▸ PROBLEM DETAILS
Each line that holds the word "plain" counts once; report the total and nothing else.

▸ EXERCISE INPUTS
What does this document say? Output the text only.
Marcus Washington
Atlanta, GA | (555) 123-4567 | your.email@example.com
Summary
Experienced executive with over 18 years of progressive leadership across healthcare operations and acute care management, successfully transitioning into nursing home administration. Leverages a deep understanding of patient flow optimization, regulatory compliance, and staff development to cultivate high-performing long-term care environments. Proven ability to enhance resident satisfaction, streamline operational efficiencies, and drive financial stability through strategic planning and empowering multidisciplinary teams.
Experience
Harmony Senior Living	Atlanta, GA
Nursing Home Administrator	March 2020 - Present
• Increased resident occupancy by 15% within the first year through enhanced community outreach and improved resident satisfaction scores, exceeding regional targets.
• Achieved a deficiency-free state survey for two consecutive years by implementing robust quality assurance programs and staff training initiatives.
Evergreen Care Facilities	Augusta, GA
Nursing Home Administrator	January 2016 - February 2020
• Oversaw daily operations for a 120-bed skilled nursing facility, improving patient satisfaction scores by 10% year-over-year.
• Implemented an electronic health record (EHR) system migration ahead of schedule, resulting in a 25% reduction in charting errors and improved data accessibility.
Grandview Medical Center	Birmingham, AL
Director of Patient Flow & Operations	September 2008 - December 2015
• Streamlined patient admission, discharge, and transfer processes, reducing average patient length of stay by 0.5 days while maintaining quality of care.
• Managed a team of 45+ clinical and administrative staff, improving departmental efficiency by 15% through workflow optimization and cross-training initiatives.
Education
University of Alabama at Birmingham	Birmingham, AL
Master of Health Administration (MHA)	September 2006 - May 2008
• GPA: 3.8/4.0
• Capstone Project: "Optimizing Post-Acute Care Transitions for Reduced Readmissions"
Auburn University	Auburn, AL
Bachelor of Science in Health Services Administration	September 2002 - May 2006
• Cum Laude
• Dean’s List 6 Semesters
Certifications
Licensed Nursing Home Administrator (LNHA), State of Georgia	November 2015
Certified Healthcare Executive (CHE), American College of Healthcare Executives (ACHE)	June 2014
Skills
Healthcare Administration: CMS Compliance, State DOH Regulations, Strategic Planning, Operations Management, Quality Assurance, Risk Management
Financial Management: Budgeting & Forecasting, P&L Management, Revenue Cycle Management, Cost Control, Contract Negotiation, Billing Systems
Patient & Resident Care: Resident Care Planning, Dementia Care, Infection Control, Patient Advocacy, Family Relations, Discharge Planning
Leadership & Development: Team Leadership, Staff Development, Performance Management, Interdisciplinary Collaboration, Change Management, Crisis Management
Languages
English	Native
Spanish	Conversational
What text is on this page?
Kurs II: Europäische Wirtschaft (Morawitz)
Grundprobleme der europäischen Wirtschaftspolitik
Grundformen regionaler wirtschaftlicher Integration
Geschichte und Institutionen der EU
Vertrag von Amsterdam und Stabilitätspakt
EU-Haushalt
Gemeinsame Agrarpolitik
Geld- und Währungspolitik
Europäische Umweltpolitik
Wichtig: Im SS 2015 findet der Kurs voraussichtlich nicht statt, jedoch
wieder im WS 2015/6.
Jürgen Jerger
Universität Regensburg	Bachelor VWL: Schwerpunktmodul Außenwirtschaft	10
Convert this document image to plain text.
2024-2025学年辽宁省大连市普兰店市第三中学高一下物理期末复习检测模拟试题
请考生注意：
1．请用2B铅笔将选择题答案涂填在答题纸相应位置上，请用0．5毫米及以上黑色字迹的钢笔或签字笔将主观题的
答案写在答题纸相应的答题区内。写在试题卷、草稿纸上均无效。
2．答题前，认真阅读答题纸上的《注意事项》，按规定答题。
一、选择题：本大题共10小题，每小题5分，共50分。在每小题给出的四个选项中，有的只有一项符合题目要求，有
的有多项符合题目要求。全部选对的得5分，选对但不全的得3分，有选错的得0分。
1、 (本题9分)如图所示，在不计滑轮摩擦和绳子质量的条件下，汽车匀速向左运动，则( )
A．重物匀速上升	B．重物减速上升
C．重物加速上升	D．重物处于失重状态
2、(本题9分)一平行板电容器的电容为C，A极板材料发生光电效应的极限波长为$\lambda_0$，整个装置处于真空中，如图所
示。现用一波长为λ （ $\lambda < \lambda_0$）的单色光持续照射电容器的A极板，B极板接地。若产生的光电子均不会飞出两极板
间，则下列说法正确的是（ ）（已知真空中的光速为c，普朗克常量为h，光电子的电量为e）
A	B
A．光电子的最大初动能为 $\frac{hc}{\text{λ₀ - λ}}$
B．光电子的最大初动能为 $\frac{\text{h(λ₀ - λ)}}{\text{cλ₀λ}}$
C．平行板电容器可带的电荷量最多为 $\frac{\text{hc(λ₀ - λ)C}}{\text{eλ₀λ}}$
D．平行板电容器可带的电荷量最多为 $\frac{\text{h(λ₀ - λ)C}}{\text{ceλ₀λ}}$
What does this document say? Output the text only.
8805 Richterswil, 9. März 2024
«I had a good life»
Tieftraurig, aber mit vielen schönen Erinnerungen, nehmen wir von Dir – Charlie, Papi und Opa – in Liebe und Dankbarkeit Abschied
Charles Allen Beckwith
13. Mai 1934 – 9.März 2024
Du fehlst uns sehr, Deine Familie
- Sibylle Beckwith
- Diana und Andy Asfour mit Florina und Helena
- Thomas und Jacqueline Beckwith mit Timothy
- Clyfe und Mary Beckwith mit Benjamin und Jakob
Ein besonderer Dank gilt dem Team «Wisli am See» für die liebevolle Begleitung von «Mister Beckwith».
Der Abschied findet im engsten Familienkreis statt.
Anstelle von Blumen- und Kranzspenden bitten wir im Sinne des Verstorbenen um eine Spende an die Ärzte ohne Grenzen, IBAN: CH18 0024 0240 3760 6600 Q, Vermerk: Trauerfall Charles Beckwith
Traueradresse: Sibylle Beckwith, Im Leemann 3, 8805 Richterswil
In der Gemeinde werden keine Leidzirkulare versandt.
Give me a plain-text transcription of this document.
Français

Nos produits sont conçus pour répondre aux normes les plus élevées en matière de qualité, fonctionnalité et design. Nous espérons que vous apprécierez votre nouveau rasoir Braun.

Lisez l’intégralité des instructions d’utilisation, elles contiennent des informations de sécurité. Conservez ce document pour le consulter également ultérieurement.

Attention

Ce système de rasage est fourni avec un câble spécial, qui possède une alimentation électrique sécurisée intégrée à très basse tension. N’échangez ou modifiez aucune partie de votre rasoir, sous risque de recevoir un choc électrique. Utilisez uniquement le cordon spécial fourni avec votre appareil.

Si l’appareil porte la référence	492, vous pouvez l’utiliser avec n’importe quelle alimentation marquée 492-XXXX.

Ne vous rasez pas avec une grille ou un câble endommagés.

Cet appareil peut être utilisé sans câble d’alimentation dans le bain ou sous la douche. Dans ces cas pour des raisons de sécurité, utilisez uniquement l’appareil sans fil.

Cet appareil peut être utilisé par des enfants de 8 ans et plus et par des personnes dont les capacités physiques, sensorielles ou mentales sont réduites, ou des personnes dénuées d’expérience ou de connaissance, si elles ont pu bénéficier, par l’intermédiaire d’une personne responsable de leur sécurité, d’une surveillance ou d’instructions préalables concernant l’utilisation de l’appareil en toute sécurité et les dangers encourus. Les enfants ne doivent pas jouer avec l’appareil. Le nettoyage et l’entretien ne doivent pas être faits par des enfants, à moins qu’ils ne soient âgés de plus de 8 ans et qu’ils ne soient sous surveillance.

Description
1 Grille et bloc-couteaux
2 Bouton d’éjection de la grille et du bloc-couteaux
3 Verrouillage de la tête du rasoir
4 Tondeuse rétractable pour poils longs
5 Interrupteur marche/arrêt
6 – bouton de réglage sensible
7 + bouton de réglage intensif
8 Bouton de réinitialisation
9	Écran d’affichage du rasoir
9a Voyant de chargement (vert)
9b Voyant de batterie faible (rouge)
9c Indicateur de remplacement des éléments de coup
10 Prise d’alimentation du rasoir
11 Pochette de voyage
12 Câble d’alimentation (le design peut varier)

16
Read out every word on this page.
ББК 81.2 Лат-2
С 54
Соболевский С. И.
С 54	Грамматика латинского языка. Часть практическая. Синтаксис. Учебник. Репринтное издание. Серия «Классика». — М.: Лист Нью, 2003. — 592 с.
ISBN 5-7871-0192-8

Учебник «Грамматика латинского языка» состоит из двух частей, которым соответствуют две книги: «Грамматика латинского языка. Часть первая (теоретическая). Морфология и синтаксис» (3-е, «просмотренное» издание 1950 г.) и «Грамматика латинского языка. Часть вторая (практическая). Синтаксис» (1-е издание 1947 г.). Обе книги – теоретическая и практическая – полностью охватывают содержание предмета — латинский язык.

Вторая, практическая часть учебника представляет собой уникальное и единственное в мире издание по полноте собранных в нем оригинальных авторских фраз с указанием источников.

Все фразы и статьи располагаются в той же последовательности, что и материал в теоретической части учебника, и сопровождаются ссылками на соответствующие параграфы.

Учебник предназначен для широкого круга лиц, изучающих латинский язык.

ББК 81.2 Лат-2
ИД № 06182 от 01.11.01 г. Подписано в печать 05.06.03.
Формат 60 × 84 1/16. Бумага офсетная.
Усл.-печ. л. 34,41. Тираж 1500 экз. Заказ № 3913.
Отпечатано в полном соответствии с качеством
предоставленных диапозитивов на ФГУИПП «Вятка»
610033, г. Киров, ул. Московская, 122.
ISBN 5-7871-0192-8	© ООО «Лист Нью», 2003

▸ ANSWER BELOW
2